### The problem
Present the following entries again, word for word and in full.

### Input

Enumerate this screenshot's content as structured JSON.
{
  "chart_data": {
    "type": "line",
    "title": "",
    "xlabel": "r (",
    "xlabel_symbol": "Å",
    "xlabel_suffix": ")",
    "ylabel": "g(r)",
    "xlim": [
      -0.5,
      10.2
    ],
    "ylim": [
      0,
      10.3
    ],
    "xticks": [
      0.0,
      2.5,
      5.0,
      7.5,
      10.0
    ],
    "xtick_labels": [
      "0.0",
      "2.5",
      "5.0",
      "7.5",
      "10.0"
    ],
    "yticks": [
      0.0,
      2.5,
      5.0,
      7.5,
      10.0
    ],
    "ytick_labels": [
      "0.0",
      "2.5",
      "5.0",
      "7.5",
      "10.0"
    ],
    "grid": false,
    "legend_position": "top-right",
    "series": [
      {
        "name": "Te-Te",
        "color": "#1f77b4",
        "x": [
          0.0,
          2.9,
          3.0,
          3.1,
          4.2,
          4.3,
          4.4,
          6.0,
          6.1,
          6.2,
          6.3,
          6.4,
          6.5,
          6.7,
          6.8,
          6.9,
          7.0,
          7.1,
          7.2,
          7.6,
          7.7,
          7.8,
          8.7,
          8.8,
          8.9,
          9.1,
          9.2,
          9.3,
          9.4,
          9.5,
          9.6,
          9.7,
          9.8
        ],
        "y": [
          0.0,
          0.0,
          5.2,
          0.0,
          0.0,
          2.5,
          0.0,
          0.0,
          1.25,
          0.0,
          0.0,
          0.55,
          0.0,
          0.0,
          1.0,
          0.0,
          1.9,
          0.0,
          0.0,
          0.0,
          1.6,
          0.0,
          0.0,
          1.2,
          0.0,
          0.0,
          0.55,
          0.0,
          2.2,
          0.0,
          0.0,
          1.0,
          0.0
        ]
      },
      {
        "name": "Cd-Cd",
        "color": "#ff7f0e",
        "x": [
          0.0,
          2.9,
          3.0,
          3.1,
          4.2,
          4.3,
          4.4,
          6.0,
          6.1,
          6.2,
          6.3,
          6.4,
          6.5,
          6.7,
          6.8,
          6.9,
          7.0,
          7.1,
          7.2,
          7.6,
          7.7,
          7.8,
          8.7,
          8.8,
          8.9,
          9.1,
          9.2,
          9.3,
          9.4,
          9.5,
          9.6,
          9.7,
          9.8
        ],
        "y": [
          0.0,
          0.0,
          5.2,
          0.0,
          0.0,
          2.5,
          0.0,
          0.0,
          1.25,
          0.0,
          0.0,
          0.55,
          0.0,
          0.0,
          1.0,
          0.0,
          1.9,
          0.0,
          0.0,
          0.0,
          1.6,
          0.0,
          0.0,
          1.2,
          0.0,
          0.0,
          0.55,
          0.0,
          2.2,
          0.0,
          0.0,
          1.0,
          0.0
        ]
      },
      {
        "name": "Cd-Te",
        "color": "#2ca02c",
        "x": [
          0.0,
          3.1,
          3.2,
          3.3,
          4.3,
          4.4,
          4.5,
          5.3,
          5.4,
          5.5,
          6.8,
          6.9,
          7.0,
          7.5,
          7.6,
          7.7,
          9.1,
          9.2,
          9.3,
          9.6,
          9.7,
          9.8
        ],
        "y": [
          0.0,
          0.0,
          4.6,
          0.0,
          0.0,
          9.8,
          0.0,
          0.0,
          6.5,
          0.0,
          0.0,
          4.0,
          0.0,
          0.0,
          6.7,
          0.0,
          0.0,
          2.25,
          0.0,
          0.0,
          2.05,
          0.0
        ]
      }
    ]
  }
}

### Result of the task
Enumerate this screenshot's content as structured JSON.
{
  "chart_data": {
    "type": "line",
    "title": "",
    "xlabel": "r (",
    "xlabel_symbol": "Å",
    "xlabel_suffix": ")",
    "ylabel": "g(r)",
    "xlim": [
      -0.5,
      10.2
    ],
    "ylim": [
      0,
      10.3
    ],
    "xticks": [
      0.0,
      2.5,
      5.0,
      7.5,
      10.0
    ],
    "xtick_labels": [
      "0.0",
      "2.5",
      "5.0",
      "7.5",
      "10.0"
    ],
    "yticks": [
      0.0,
      2.5,
      5.0,
      7.5,
      10.0
    ],
    "ytick_labels": [
      "0.0",
      "2.5",
      "5.0",
      "7.5",
      "10.0"
    ],
    "grid": false,
    "legend_position": "top-right",
    "series": [
      {
        "name": "Te-Te",
        "color": "#1f77b4",
        "x": [
          0.0,
          2.9,
          3.0,
          3.1,
          4.2,
          4.3,
          4.4,
          6.0,
          6.1,
          6.2,
          6.3,
          6.4,
          6.5,
          6.7,
          6.8,
          6.9,
          7.0,
          7.1,
          7.2,
          7.6,
          7.7,
          7.8,
          8.7,
          8.8,
          8.9,
          9.1,
          9.2,
          9.3,
          9.4,
          9.5,
          9.6,
          9.7,
          9.8
        ],
        "y": [
          0.0,
          0.0,
          5.2,
          0.0,
          0.0,
          2.5,
          0.0,
          0.0,
          1.25,
          0.0,
          0.0,
          0.55,
          0.0,
          0.0,
          1.0,
          0.0,
          1.9,
          0.0,
          0.0,
          0.0,
          1.6,
          0.0,
          0.0,
          1.2,
          0.0,
          0.0,
          0.55,
          0.0,
          2.2,
          0.0,
          0.0,
          1.0,
          0.0
        ]
      },
      {
        "name": "Cd-Cd",
        "color": "#ff7f0e",
        "x": [
          0.0,
          2.9,
          3.0,
          3.1,
          4.2,
          4.3,
          4.4,
          6.0,
          6.1,
          6.2,
          6.3,
          6.4,
          6.5,
          6.7,
          6.8,
          6.9,
          7.0,
          7.1,
          7.2,
          7.6,
          7.7,
          7.8,
          8.7,
          8.8,
          8.9,
          9.1,
          9.2,
          9.3,
          9.4,
          9.5,
          9.6,
          9.7,
          9.8
        ],
        "y": [
          0.0,
          0.0,
          5.2,
          0.0,
          0.0,
          2.5,
          0.0,
          0.0,
          1.25,
          0.0,
          0.0,
          0.55,
          0.0,
          0.0,
          1.0,
          0.0,
          1.9,
          0.0,
          0.0,
          0.0,
          1.6,
          0.0,
          0.0,
          1.2,
          0.0,
          0.0,
          0.55,
          0.0,
          2.2,
          0.0,
          0.0,
          1.0,
          0.0
        ]
      },
      {
        "name": "Cd-Te",
        "color": "#2ca02c",
        "x": [
          0.0,
          3.1,
          3.2,
          3.3,
          4.3,
          4.4,
          4.5,
          5.3,
          5.4,
          5.5,
          6.8,
          6.9,
          7.0,
          7.5,
          7.6,
          7.7,
          9.1,
          9.2,
          9.3,
          9.6,
          9.7,
          9.8
        ],
        "y": [
          0.0,
          0.0,
          4.6,
          0.0,
          0.0,
          9.8,
          0.0,
          0.0,
          6.5,
          0.0,
          0.0,
          4.0,
          0.0,
          0.0,
          6.7,
          0.0,
          0.0,
          2.25,
          0.0,
          0.0,
          2.05,
          0.0
        ]
      }
    ]
  }
}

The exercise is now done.